---- RECORDS
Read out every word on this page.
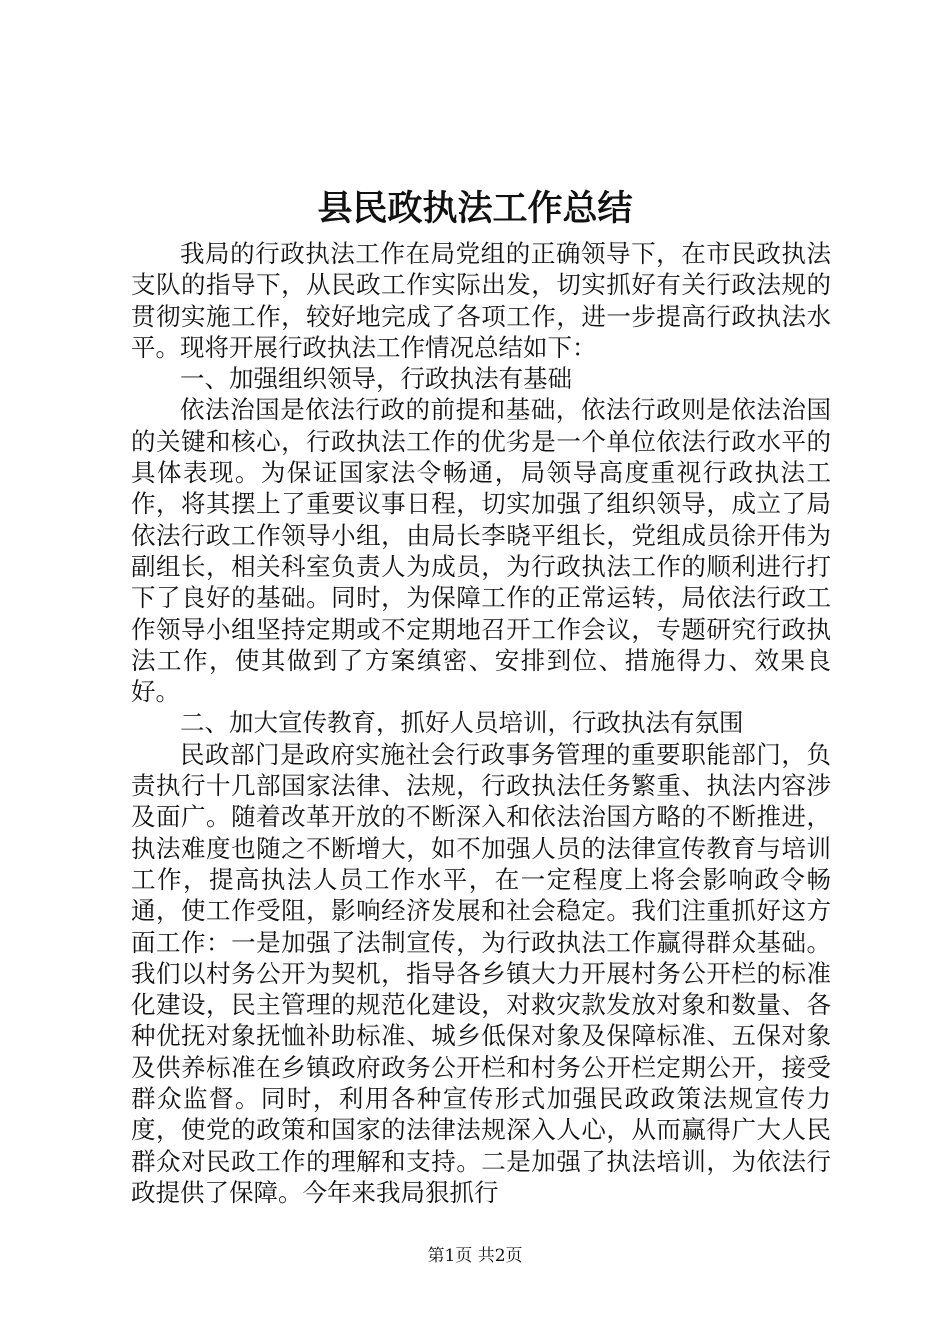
县民政执法工作总结

我局的行政执法工作在局党组的正确领导下，在市民政执法支队的指导下，从民政工作实际出发，切实抓好有关行政法规的贯彻实施工作，较好地完成了各项工作，进一步提高行政执法水平。现将开展行政执法工作情况总结如下：

一、加强组织领导，行政执法有基础

依法治国是依法行政的前提和基础，依法行政则是依法治国的关键和核心，行政执法工作的优劣是一个单位依法行政水平的具体表现。为保证国家法令畅通，局领导高度重视行政执法工作，将其摆上了重要议事日程，切实加强了组织领导，成立了局依法行政工作领导小组，由局长李晓平组长，党组成员徐开伟为副组长，相关科室负责人为成员，为行政执法工作的顺利进行打下了良好的基础。同时，为保障工作的正常运转，局依法行政工作领导小组坚持定期或不定期地召开工作会议，专题研究行政执法工作，使其做到了方案缜密、安排到位、措施得力、效果良好。

二、加大宣传教育，抓好人员培训，行政执法有氛围

民政部门是政府实施社会行政事务管理的重要职能部门，负责执行十几部国家法律、法规，行政执法任务繁重、执法内容涉及面广。随着改革开放的不断深入和依法治国方略的不断推进，执法难度也随之不断增大，如不加强人员的法律宣传教育与培训工作，提高执法人员工作水平，在一定程度上将会影响政令畅通，使工作受阻，影响经济发展和社会稳定。我们注重抓好这方面工作：一是加强了法制宣传，为行政执法工作赢得群众基础。我们以村务公开为契机，指导各乡镇大力开展村务公开栏的标准化建设，民主管理的规范化建设，对救灾款发放对象和数量、各种优抚对象抚恤补助标准、城乡低保对象及保障标准、五保对象及供养标准在乡镇政府政务公开栏和村务公开栏定期公开，接受群众监督。同时，利用各种宣传形式加强民政政策法规宣传力度，使党的政策和国家的法律法规深入人心，从而赢得广大人民群众对民政工作的理解和支持。二是加强了执法培训，为依法行政提供了保障。今年来我局狠抓行

第1页 共2页
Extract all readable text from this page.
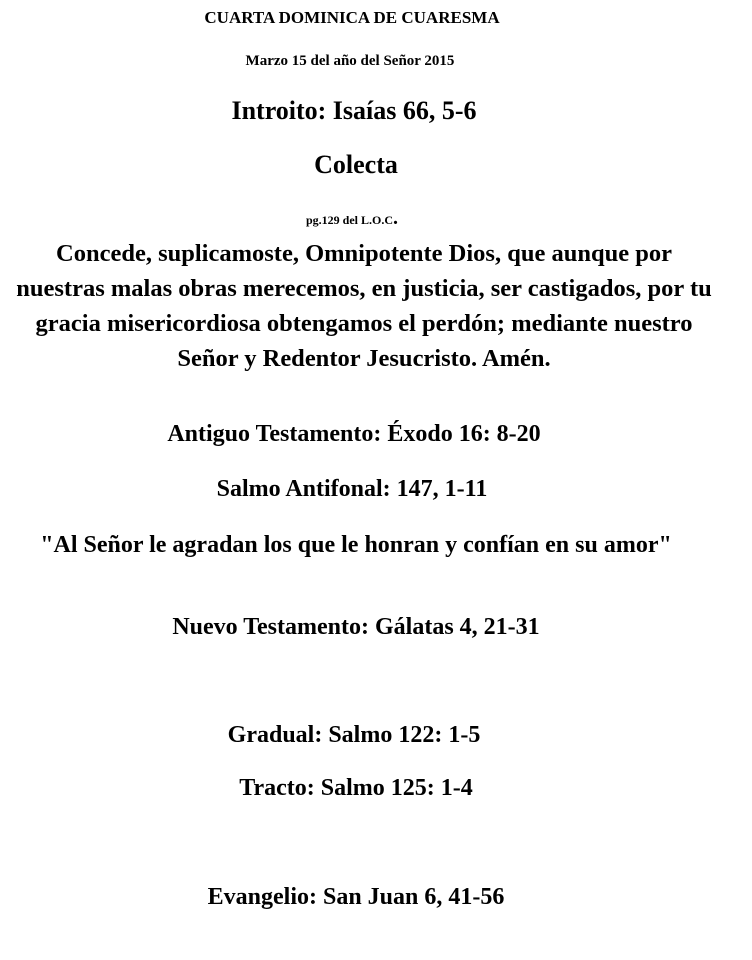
CUARTA DOMINICA DE CUARESMA

Marzo 15 del año del Señor 2015

Introito: Isaías 66, 5-6

Colecta

pg.129 del L.O.C.

Concede, suplicamoste, Omnipotente Dios, que aunque por nuestras malas obras merecemos, en justicia, ser castigados, por tu gracia misericordiosa obtengamos el perdón; mediante nuestro Señor y Redentor Jesucristo. Amén.

Antiguo Testamento: Éxodo 16: 8-20

Salmo Antifonal: 147, 1-11

"Al Señor le agradan los que le honran y confían en su amor"

Nuevo Testamento: Gálatas 4, 21-31

Gradual: Salmo 122: 1-5

Tracto: Salmo 125: 1-4

Evangelio: San Juan 6, 41-56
--------
GIVEN EXERCISE
All of the lines above should be printed exactly, minus the pictures.

FULL ANSWER
Read out every word on this page.
县民政执法工作总结

我局的行政执法工作在局党组的正确领导下，在市民政执法支队的指导下，从民政工作实际出发，切实抓好有关行政法规的贯彻实施工作，较好地完成了各项工作，进一步提高行政执法水平。现将开展行政执法工作情况总结如下：

一、加强组织领导，行政执法有基础

依法治国是依法行政的前提和基础，依法行政则是依法治国的关键和核心，行政执法工作的优劣是一个单位依法行政水平的具体表现。为保证国家法令畅通，局领导高度重视行政执法工作，将其摆上了重要议事日程，切实加强了组织领导，成立了局依法行政工作领导小组，由局长李晓平组长，党组成员徐开伟为副组长，相关科室负责人为成员，为行政执法工作的顺利进行打下了良好的基础。同时，为保障工作的正常运转，局依法行政工作领导小组坚持定期或不定期地召开工作会议，专题研究行政执法工作，使其做到了方案缜密、安排到位、措施得力、效果良好。

二、加大宣传教育，抓好人员培训，行政执法有氛围

民政部门是政府实施社会行政事务管理的重要职能部门，负责执行十几部国家法律、法规，行政执法任务繁重、执法内容涉及面广。随着改革开放的不断深入和依法治国方略的不断推进，执法难度也随之不断增大，如不加强人员的法律宣传教育与培训工作，提高执法人员工作水平，在一定程度上将会影响政令畅通，使工作受阻，影响经济发展和社会稳定。我们注重抓好这方面工作：一是加强了法制宣传，为行政执法工作赢得群众基础。我们以村务公开为契机，指导各乡镇大力开展村务公开栏的标准化建设，民主管理的规范化建设，对救灾款发放对象和数量、各种优抚对象抚恤补助标准、城乡低保对象及保障标准、五保对象及供养标准在乡镇政府政务公开栏和村务公开栏定期公开，接受群众监督。同时，利用各种宣传形式加强民政政策法规宣传力度，使党的政策和国家的法律法规深入人心，从而赢得广大人民群众对民政工作的理解和支持。二是加强了执法培训，为依法行政提供了保障。今年来我局狠抓行

第1页 共2页
Extract all readable text from this page.
CUARTA DOMINICA DE CUARESMA

Marzo 15 del año del Señor 2015

Introito: Isaías 66, 5-6

Colecta

pg.129 del L.O.C.

Concede, suplicamoste, Omnipotente Dios, que aunque por nuestras malas obras merecemos, en justicia, ser castigados, por tu gracia misericordiosa obtengamos el perdón; mediante nuestro Señor y Redentor Jesucristo. Amén.

Antiguo Testamento: Éxodo 16: 8-20

Salmo Antifonal: 147, 1-11

"Al Señor le agradan los que le honran y confían en su amor"

Nuevo Testamento: Gálatas 4, 21-31

Gradual: Salmo 122: 1-5

Tracto: Salmo 125: 1-4

Evangelio: San Juan 6, 41-56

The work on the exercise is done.